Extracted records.
= = = =
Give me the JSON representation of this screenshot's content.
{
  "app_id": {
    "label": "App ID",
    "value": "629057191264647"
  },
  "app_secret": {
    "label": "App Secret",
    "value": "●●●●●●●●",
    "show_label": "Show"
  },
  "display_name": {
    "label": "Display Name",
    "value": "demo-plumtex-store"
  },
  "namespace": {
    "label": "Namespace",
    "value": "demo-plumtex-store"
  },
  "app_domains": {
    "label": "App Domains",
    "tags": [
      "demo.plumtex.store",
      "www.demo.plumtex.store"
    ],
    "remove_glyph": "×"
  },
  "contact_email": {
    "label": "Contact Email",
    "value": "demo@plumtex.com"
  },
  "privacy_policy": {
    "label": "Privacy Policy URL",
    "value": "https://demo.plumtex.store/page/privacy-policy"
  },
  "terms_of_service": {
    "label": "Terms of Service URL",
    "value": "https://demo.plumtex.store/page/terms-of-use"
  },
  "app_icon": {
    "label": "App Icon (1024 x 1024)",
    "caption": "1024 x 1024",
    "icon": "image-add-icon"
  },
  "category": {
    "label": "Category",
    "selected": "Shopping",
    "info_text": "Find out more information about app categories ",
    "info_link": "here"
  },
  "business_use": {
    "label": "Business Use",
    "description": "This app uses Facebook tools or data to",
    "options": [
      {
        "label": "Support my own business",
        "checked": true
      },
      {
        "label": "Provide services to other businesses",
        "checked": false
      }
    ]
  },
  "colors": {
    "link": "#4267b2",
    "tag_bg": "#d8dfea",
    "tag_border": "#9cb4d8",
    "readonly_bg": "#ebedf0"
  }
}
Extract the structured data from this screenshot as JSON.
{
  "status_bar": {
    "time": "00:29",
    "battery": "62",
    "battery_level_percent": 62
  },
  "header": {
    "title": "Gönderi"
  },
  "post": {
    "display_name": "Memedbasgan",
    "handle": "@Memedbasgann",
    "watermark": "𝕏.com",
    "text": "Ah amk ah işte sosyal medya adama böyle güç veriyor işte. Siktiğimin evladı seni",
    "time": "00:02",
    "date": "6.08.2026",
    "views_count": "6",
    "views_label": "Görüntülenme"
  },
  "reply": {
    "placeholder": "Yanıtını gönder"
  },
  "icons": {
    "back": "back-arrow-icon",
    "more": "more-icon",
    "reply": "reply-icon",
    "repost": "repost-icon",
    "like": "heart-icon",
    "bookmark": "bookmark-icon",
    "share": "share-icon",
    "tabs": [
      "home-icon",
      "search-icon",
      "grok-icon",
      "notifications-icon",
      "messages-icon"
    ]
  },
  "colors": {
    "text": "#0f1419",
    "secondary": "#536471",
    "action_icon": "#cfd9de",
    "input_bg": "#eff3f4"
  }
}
= = = =
TASK. Copy the entries above exactly, leaving none out.

ANSWER IN FULL.
Give me the JSON representation of this screenshot's content.
{
  "app_id": {
    "label": "App ID",
    "value": "629057191264647"
  },
  "app_secret": {
    "label": "App Secret",
    "value": "●●●●●●●●",
    "show_label": "Show"
  },
  "display_name": {
    "label": "Display Name",
    "value": "demo-plumtex-store"
  },
  "namespace": {
    "label": "Namespace",
    "value": "demo-plumtex-store"
  },
  "app_domains": {
    "label": "App Domains",
    "tags": [
      "demo.plumtex.store",
      "www.demo.plumtex.store"
    ],
    "remove_glyph": "×"
  },
  "contact_email": {
    "label": "Contact Email",
    "value": "demo@plumtex.com"
  },
  "privacy_policy": {
    "label": "Privacy Policy URL",
    "value": "https://demo.plumtex.store/page/privacy-policy"
  },
  "terms_of_service": {
    "label": "Terms of Service URL",
    "value": "https://demo.plumtex.store/page/terms-of-use"
  },
  "app_icon": {
    "label": "App Icon (1024 x 1024)",
    "caption": "1024 x 1024",
    "icon": "image-add-icon"
  },
  "category": {
    "label": "Category",
    "selected": "Shopping",
    "info_text": "Find out more information about app categories ",
    "info_link": "here"
  },
  "business_use": {
    "label": "Business Use",
    "description": "This app uses Facebook tools or data to",
    "options": [
      {
        "label": "Support my own business",
        "checked": true
      },
      {
        "label": "Provide services to other businesses",
        "checked": false
      }
    ]
  },
  "colors": {
    "link": "#4267b2",
    "tag_bg": "#d8dfea",
    "tag_border": "#9cb4d8",
    "readonly_bg": "#ebedf0"
  }
}
Extract the structured data from this screenshot as JSON.
{
  "status_bar": {
    "time": "00:29",
    "battery": "62",
    "battery_level_percent": 62
  },
  "header": {
    "title": "Gönderi"
  },
  "post": {
    "display_name": "Memedbasgan",
    "handle": "@Memedbasgann",
    "watermark": "𝕏.com",
    "text": "Ah amk ah işte sosyal medya adama böyle güç veriyor işte. Siktiğimin evladı seni",
    "time": "00:02",
    "date": "6.08.2026",
    "views_count": "6",
    "views_label": "Görüntülenme"
  },
  "reply": {
    "placeholder": "Yanıtını gönder"
  },
  "icons": {
    "back": "back-arrow-icon",
    "more": "more-icon",
    "reply": "reply-icon",
    "repost": "repost-icon",
    "like": "heart-icon",
    "bookmark": "bookmark-icon",
    "share": "share-icon",
    "tabs": [
      "home-icon",
      "search-icon",
      "grok-icon",
      "notifications-icon",
      "messages-icon"
    ]
  },
  "colors": {
    "text": "#0f1419",
    "secondary": "#536471",
    "action_icon": "#cfd9de",
    "input_bg": "#eff3f4"
  }
}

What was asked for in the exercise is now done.